━━ Given data

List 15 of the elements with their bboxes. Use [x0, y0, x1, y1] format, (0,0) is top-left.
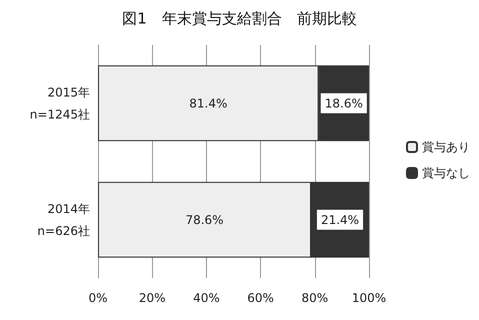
data-label: 21.4% — [320, 212, 360, 227]
y-tick-label: 2015年 n=1245社 — [30, 85, 90, 122]
data-label: 81.4% — [189, 96, 228, 110]
y-tick-label: 2014年 n=626社 — [37, 202, 90, 238]
x-tick-label: 0% — [88, 291, 108, 305]
legend-label: 賞与あり — [422, 140, 470, 154]
x-tick-label: 40% — [193, 291, 220, 305]
data-label: 78.6% — [185, 212, 224, 227]
data-label: 18.6% — [324, 96, 363, 110]
x-tick-label: 60% — [247, 291, 274, 305]
x-tick-label: 100% — [352, 291, 386, 305]
x-tick-label: 20% — [138, 291, 166, 305]
x-tick-label: 80% — [301, 291, 328, 305]
chart-title: 図1 年末賞与支給割合 前期比較 — [122, 10, 357, 28]
legend-label: 賞与なし — [422, 166, 470, 180]
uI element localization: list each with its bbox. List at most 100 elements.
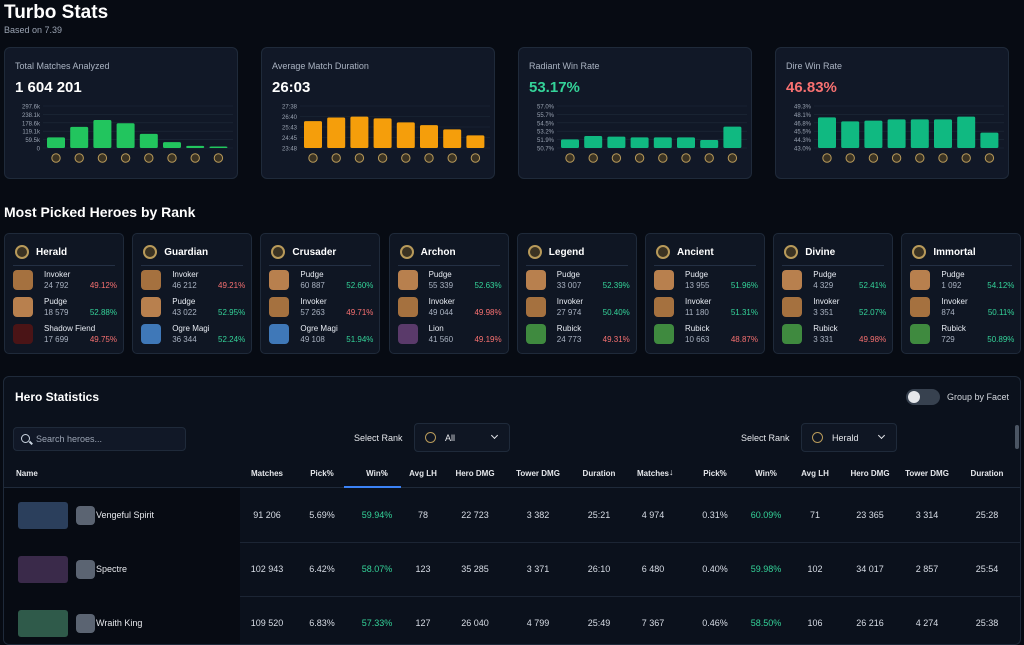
hero-pick-row[interactable]: Pudge 55 339 52.63% [397,268,502,294]
hero-pick-row[interactable]: Invoker 46 212 49.21% [141,268,245,294]
hero-icon [76,506,95,525]
table-cell-duration: 25:21 [587,510,611,520]
hero-pick-row[interactable]: Pudge 13 955 51.96% [654,268,758,294]
hero-avatar [654,297,674,317]
rank-card-header: Ancient [656,242,714,262]
y-tick-label: 0 [37,147,41,153]
hero-pick-row[interactable]: Rubick 24 773 49.31% [525,322,630,348]
rank-medal-icon [868,153,879,163]
bar [70,126,89,148]
bar [116,123,135,148]
column-header-duration-rank[interactable]: Duration [970,469,1004,478]
hero-pick-row[interactable]: Lion 41 560 49.19% [397,322,502,348]
hero-matches: 17 699 [44,335,69,344]
hero-pick-row[interactable]: Rubick 10 663 48.87% [654,322,758,348]
hero-avatar [654,324,674,344]
stat-chart: 27:38 26:40 25:43 24:45 23:48 [282,105,490,163]
hero-win-rate: 52.24% [218,335,246,344]
hero-matches: 46 212 [172,281,197,290]
table-cell-tower-dmg: 4 799 [526,618,550,628]
group-by-facet-toggle[interactable] [906,389,940,405]
y-tick-label: 46.8% [794,121,812,127]
search-box [13,427,186,451]
rank-medal-icon [565,153,575,163]
hero-pick-row[interactable]: Pudge 1 092 54.12% [910,268,1014,294]
hero-pick-row[interactable]: Ogre Magi 36 344 52.24% [141,322,245,348]
hero-pick-row[interactable]: Pudge 43 022 52.95% [141,295,245,321]
stat-card-label: Total Matches Analyzed [15,61,110,71]
column-header-pick[interactable]: Pick% [310,469,334,478]
bar [841,121,860,148]
hero-pick-row[interactable]: Invoker 874 50.11% [910,295,1014,321]
hero-pick-row[interactable]: Pudge 18 579 52.88% [13,295,117,321]
hero-pick-row[interactable]: Pudge 4 329 52.41% [782,268,886,294]
column-header-pick-rank[interactable]: Pick% [703,469,727,478]
column-header-hero-dmg-rank[interactable]: Hero DMG [850,469,890,478]
column-header-duration[interactable]: Duration [582,469,616,478]
hero-avatar [13,324,33,344]
hero-pick-row[interactable]: Invoker 3 351 52.07% [782,295,886,321]
table-cell-tower-dmg: 3 371 [526,564,550,574]
column-header-tower-dmg[interactable]: Tower DMG [516,469,560,478]
rank-medal-icon [611,153,622,163]
column-header-avg-lh-rank[interactable]: Avg LH [801,469,829,478]
stat-card-label: Radiant Win Rate [529,61,600,71]
y-tick-label: 48.1% [794,113,812,119]
table-row[interactable]: Vengeful Spirit 91 206 5.69% 59.94% 78 22 723… [4,488,1020,543]
rank-card-header: Archon [399,242,456,262]
hero-pick-row[interactable]: Pudge 60 887 52.60% [269,268,373,294]
table-row[interactable]: Wraith King 109 520 6.83% 57.33% 127 26 040 4 … [4,596,1020,644]
rank-medal-icon [213,153,224,163]
hero-pick-row[interactable]: Pudge 33 007 52.39% [525,268,630,294]
hero-avatar [910,270,931,290]
hero-pick-row[interactable]: Ogre Magi 49 108 51.94% [269,322,373,348]
divider [141,265,244,266]
stat-card-value: 26:03 [272,79,311,96]
column-header-win-rank[interactable]: Win% [755,469,777,478]
table-row[interactable]: Spectre 102 943 6.42% 58.07% 123 35 285 3 371 2… [4,542,1020,597]
column-header-win[interactable]: Win% [366,469,388,478]
hero-pick-row[interactable]: Shadow Fiend 17 699 49.75% [13,322,117,348]
hero-avatar [397,297,418,317]
table-cell-avg-lh: 78 [417,510,429,520]
divider [13,265,115,266]
column-header-hero-dmg[interactable]: Hero DMG [455,469,495,478]
hero-pick-row[interactable]: Invoker 11 180 51.31% [654,295,758,321]
rank-medal-icon [527,245,542,259]
hero-pick-row[interactable]: Invoker 27 974 50.40% [525,295,630,321]
y-tick-label: 119.1k [22,130,41,136]
hero-matches: 1 092 [941,281,962,290]
hero-pick-row[interactable]: Invoker 57 263 49.71% [269,295,373,321]
table-cell-matches: 102 943 [250,564,284,574]
column-header-name[interactable]: Name [16,469,38,478]
page-title: Turbo Stats [4,2,109,23]
rank-select-left[interactable]: All [414,423,510,452]
hero-pick-row[interactable]: Invoker 49 044 49.98% [397,295,502,321]
y-tick-label: 43.0% [794,147,812,153]
scrollbar[interactable] [1015,425,1019,449]
table-cell-pick-rank: 0.31% [702,510,728,520]
hero-pick-row[interactable]: Rubick 3 331 49.98% [782,322,886,348]
rank-medal-icon [424,153,434,163]
search-input[interactable] [36,431,181,447]
hero-statistics-panel: Hero Statistics Group by Facet Select Ra… [3,376,1021,645]
rank-card-herald: Herald Invoker 24 792 49.12% Pudge 18 579 52.8… [4,233,124,354]
hero-name: Invoker [300,297,327,306]
column-header-matches-rank[interactable]: Matches [636,469,670,478]
sort-arrow-icon[interactable]: ↓ [669,467,674,477]
rank-medal-icon [143,245,158,259]
hero-pick-row[interactable]: Rubick 729 50.89% [910,322,1014,348]
hero-win-rate: 52.41% [859,281,887,290]
hero-pick-row[interactable]: Invoker 24 792 49.12% [13,268,117,294]
sort-arrow-icon[interactable]: ↓ [383,467,388,477]
rank-select-right[interactable]: Herald [801,423,897,452]
sort-indicator [344,486,401,488]
column-header-matches[interactable]: Matches [250,469,284,478]
column-header-tower-dmg-rank[interactable]: Tower DMG [905,469,949,478]
table-cell-hero-dmg-rank: 34 017 [856,564,884,574]
column-header-avg-lh[interactable]: Avg LH [409,469,437,478]
bar [163,142,181,148]
divider [910,265,1013,266]
hero-name: Rubick [685,324,710,333]
hero-name: Wraith King [96,618,143,628]
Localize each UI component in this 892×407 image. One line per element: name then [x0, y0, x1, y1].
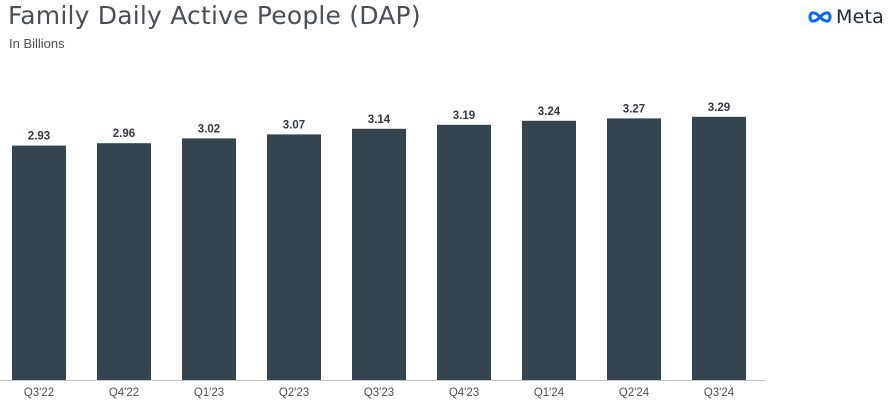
bar-Q2'24 [607, 118, 661, 381]
bar-Q1'23 [182, 138, 236, 380]
x-tick-label: Q3'24 [704, 387, 735, 399]
bar-Q1'24 [522, 120, 576, 381]
chart-subtitle: In Billions [9, 36, 65, 51]
bar-Q3'23 [352, 128, 406, 380]
x-tick-label: Q3'22 [24, 387, 54, 399]
x-tick-label: Q2'23 [279, 387, 309, 399]
bar-Q3'22 [12, 145, 66, 380]
data-label: 2.93 [28, 131, 50, 143]
x-tick-label: Q1'23 [194, 387, 224, 399]
x-tick-label: Q3'23 [364, 387, 394, 399]
data-label: 3.29 [708, 102, 730, 114]
x-tick-label: Q4'23 [449, 387, 479, 399]
data-label: 3.02 [198, 123, 220, 135]
brand-name: Meta [836, 6, 884, 28]
data-label: 2.96 [113, 128, 135, 140]
bar-Q3'24 [692, 116, 746, 381]
data-label: 3.19 [453, 110, 475, 122]
bar-Q4'22 [97, 143, 151, 380]
chart-title: Family Daily Active People (DAP) [8, 1, 421, 30]
data-label: 3.27 [623, 103, 645, 115]
x-tick-label: Q4'22 [109, 387, 139, 399]
data-label: 3.24 [538, 106, 561, 118]
x-tick-label: Q2'24 [619, 387, 650, 399]
bar-Q2'23 [267, 134, 321, 380]
data-label: 3.07 [283, 119, 305, 131]
meta-infinity-logo-icon [808, 11, 832, 23]
x-tick-label: Q1'24 [534, 387, 565, 399]
bar-Q4'23 [437, 124, 491, 380]
meta-logo: Meta [807, 6, 884, 28]
data-label: 3.14 [368, 114, 391, 126]
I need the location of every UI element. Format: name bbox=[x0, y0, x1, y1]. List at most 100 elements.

━━━━

- [Work required] Extract, without changes, every line of the listing from the line containing "bar-Q2'24 [607, 118, 661, 381]" down to the final line of the listing, both included.

- [Reply]
bar-Q2'24 [607, 118, 661, 381]
bar-Q1'23 [182, 138, 236, 380]
x-tick-label: Q3'24 [704, 387, 735, 399]
bar-Q1'24 [522, 120, 576, 381]
chart-subtitle: In Billions [9, 36, 65, 51]
bar-Q3'23 [352, 128, 406, 380]
x-tick-label: Q3'22 [24, 387, 54, 399]
x-tick-label: Q2'23 [279, 387, 309, 399]
bar-Q3'22 [12, 145, 66, 380]
data-label: 2.93 [28, 131, 50, 143]
x-tick-label: Q1'23 [194, 387, 224, 399]
x-tick-label: Q3'23 [364, 387, 394, 399]
data-label: 3.29 [708, 102, 730, 114]
x-tick-label: Q4'23 [449, 387, 479, 399]
data-label: 3.02 [198, 123, 220, 135]
brand-name: Meta [836, 6, 884, 28]
data-label: 2.96 [113, 128, 135, 140]
bar-Q3'24 [692, 116, 746, 381]
data-label: 3.19 [453, 110, 475, 122]
bar-Q4'22 [97, 143, 151, 380]
chart-title: Family Daily Active People (DAP) [8, 1, 421, 30]
data-label: 3.27 [623, 103, 645, 115]
x-tick-label: Q4'22 [109, 387, 139, 399]
data-label: 3.24 [538, 106, 561, 118]
x-tick-label: Q2'24 [619, 387, 650, 399]
bar-Q2'23 [267, 134, 321, 380]
data-label: 3.07 [283, 119, 305, 131]
meta-infinity-logo-icon [808, 11, 832, 23]
x-tick-label: Q1'24 [534, 387, 565, 399]
bar-Q4'23 [437, 124, 491, 380]
meta-logo: Meta [807, 6, 884, 28]
data-label: 3.14 [368, 114, 391, 126]
I need the location of every UI element. Format: name bbox=[x0, y0, x1, y1]. List at most 100 elements.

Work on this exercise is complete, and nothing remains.